#### [PROBLEM DESCRIPTION]
Omit the pictures, then write out every entry exactly as it reads.

#### [RECORDS FOR PROCESSING]
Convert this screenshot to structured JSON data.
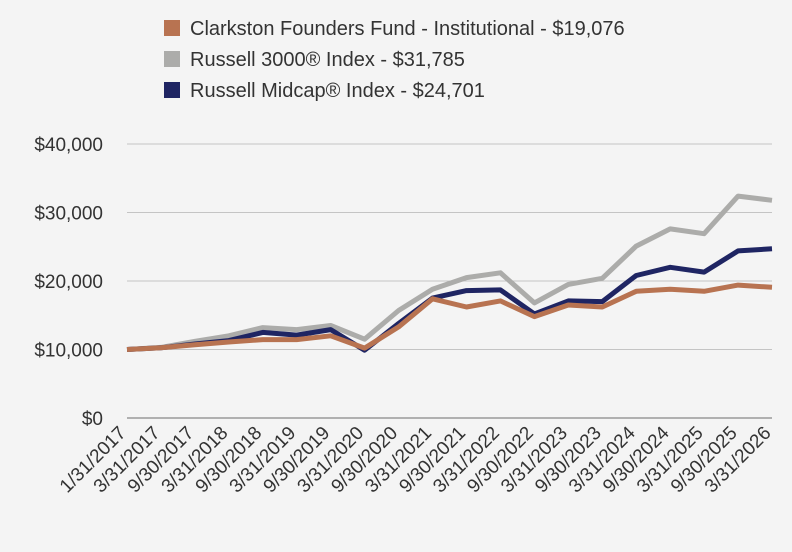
{
  "chart_data": {
    "type": "line",
    "categories": [
      "1/31/2017",
      "3/31/2017",
      "9/30/2017",
      "3/31/2018",
      "9/30/2018",
      "3/31/2019",
      "9/30/2019",
      "3/31/2020",
      "9/30/2020",
      "3/31/2021",
      "9/30/2021",
      "3/31/2022",
      "9/30/2022",
      "3/31/2023",
      "9/30/2023",
      "3/31/2024",
      "9/30/2024",
      "3/31/2025",
      "9/30/2025",
      "3/31/2026"
    ],
    "series": [
      {
        "name": "Clarkston Founders Fund - Institutional - $19,076",
        "color": "#b87351",
        "values": [
          10000,
          10250,
          10700,
          11100,
          11450,
          11450,
          12000,
          10200,
          13300,
          17400,
          16200,
          17100,
          14800,
          16500,
          16200,
          18500,
          18800,
          18500,
          19400,
          19076
        ]
      },
      {
        "name": "Russell 3000® Index - $31,785",
        "color": "#acacaa",
        "values": [
          10000,
          10300,
          11200,
          12000,
          13200,
          12900,
          13500,
          11500,
          15700,
          18800,
          20500,
          21200,
          16800,
          19500,
          20400,
          25100,
          27600,
          26900,
          32400,
          31785
        ]
      },
      {
        "name": "Russell Midcap® Index - $24,701",
        "color": "#1f2563",
        "values": [
          10000,
          10250,
          10800,
          11300,
          12500,
          12100,
          12900,
          9900,
          13800,
          17500,
          18600,
          18700,
          15200,
          17100,
          17000,
          20800,
          22000,
          21300,
          24400,
          24701
        ]
      }
    ],
    "y_ticks": [
      "$0",
      "$10,000",
      "$20,000",
      "$30,000",
      "$40,000"
    ],
    "ylim": [
      0,
      40000
    ],
    "grid": true,
    "legend_position": "top-left",
    "title": "",
    "xlabel": "",
    "ylabel": ""
  }
}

#### [THE SOLUTION]
Convert this screenshot to structured JSON data.
{
  "chart_data": {
    "type": "line",
    "categories": [
      "1/31/2017",
      "3/31/2017",
      "9/30/2017",
      "3/31/2018",
      "9/30/2018",
      "3/31/2019",
      "9/30/2019",
      "3/31/2020",
      "9/30/2020",
      "3/31/2021",
      "9/30/2021",
      "3/31/2022",
      "9/30/2022",
      "3/31/2023",
      "9/30/2023",
      "3/31/2024",
      "9/30/2024",
      "3/31/2025",
      "9/30/2025",
      "3/31/2026"
    ],
    "series": [
      {
        "name": "Clarkston Founders Fund - Institutional - $19,076",
        "color": "#b87351",
        "values": [
          10000,
          10250,
          10700,
          11100,
          11450,
          11450,
          12000,
          10200,
          13300,
          17400,
          16200,
          17100,
          14800,
          16500,
          16200,
          18500,
          18800,
          18500,
          19400,
          19076
        ]
      },
      {
        "name": "Russell 3000® Index - $31,785",
        "color": "#acacaa",
        "values": [
          10000,
          10300,
          11200,
          12000,
          13200,
          12900,
          13500,
          11500,
          15700,
          18800,
          20500,
          21200,
          16800,
          19500,
          20400,
          25100,
          27600,
          26900,
          32400,
          31785
        ]
      },
      {
        "name": "Russell Midcap® Index - $24,701",
        "color": "#1f2563",
        "values": [
          10000,
          10250,
          10800,
          11300,
          12500,
          12100,
          12900,
          9900,
          13800,
          17500,
          18600,
          18700,
          15200,
          17100,
          17000,
          20800,
          22000,
          21300,
          24400,
          24701
        ]
      }
    ],
    "y_ticks": [
      "$0",
      "$10,000",
      "$20,000",
      "$30,000",
      "$40,000"
    ],
    "ylim": [
      0,
      40000
    ],
    "grid": true,
    "legend_position": "top-left",
    "title": "",
    "xlabel": "",
    "ylabel": ""
  }
}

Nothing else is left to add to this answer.